-- START OF Records shown --

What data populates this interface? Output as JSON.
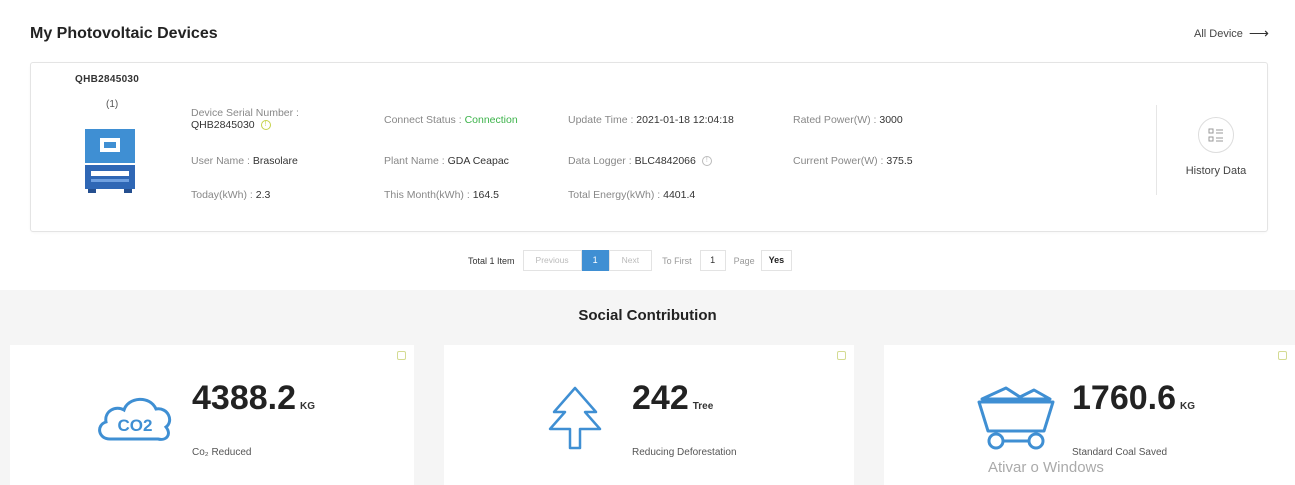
{
  "header": {
    "title": "My Photovoltaic Devices",
    "all_device_label": "All Device"
  },
  "device": {
    "id": "QHB2845030",
    "count": "(1)",
    "serial_label": "Device Serial Number :",
    "serial_value": "QHB2845030",
    "connect_label": "Connect Status :",
    "connect_value": "Connection",
    "update_label": "Update Time :",
    "update_value": "2021-01-18 12:04:18",
    "rated_label": "Rated Power(W) :",
    "rated_value": "3000",
    "user_label": "User Name :",
    "user_value": "Brasolare",
    "plant_label": "Plant Name :",
    "plant_value": "GDA Ceapac",
    "logger_label": "Data Logger :",
    "logger_value": "BLC4842066",
    "current_label": "Current Power(W) :",
    "current_value": "375.5",
    "today_label": "Today(kWh) :",
    "today_value": "2.3",
    "month_label": "This Month(kWh) :",
    "month_value": "164.5",
    "total_label": "Total Energy(kWh) :",
    "total_value": "4401.4",
    "history_label": "History Data"
  },
  "pagination": {
    "total": "Total 1 Item",
    "previous": "Previous",
    "current": "1",
    "next": "Next",
    "to_first": "To First",
    "page_input": "1",
    "page": "Page",
    "yes": "Yes"
  },
  "social": {
    "title": "Social Contribution",
    "co2": {
      "value": "4388.2",
      "unit": "KG",
      "label": "Co₂ Reduced",
      "icon_text": "CO2"
    },
    "tree": {
      "value": "242",
      "unit": "Tree",
      "label": "Reducing Deforestation"
    },
    "coal": {
      "value": "1760.6",
      "unit": "KG",
      "label": "Standard Coal Saved"
    }
  },
  "watermark": "Ativar o Windows",
  "colors": {
    "accent_blue": "#3f8fd3",
    "connection_green": "#3cb34a"
  }
}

-- END OF Records shown --

Written request → All of the data needs repeating exactly, but the pictures do not.

Solution for this exercise →
What data populates this interface? Output as JSON.
{
  "header": {
    "title": "My Photovoltaic Devices",
    "all_device_label": "All Device"
  },
  "device": {
    "id": "QHB2845030",
    "count": "(1)",
    "serial_label": "Device Serial Number :",
    "serial_value": "QHB2845030",
    "connect_label": "Connect Status :",
    "connect_value": "Connection",
    "update_label": "Update Time :",
    "update_value": "2021-01-18 12:04:18",
    "rated_label": "Rated Power(W) :",
    "rated_value": "3000",
    "user_label": "User Name :",
    "user_value": "Brasolare",
    "plant_label": "Plant Name :",
    "plant_value": "GDA Ceapac",
    "logger_label": "Data Logger :",
    "logger_value": "BLC4842066",
    "current_label": "Current Power(W) :",
    "current_value": "375.5",
    "today_label": "Today(kWh) :",
    "today_value": "2.3",
    "month_label": "This Month(kWh) :",
    "month_value": "164.5",
    "total_label": "Total Energy(kWh) :",
    "total_value": "4401.4",
    "history_label": "History Data"
  },
  "pagination": {
    "total": "Total 1 Item",
    "previous": "Previous",
    "current": "1",
    "next": "Next",
    "to_first": "To First",
    "page_input": "1",
    "page": "Page",
    "yes": "Yes"
  },
  "social": {
    "title": "Social Contribution",
    "co2": {
      "value": "4388.2",
      "unit": "KG",
      "label": "Co₂ Reduced",
      "icon_text": "CO2"
    },
    "tree": {
      "value": "242",
      "unit": "Tree",
      "label": "Reducing Deforestation"
    },
    "coal": {
      "value": "1760.6",
      "unit": "KG",
      "label": "Standard Coal Saved"
    }
  },
  "watermark": "Ativar o Windows",
  "colors": {
    "accent_blue": "#3f8fd3",
    "connection_green": "#3cb34a"
  }
}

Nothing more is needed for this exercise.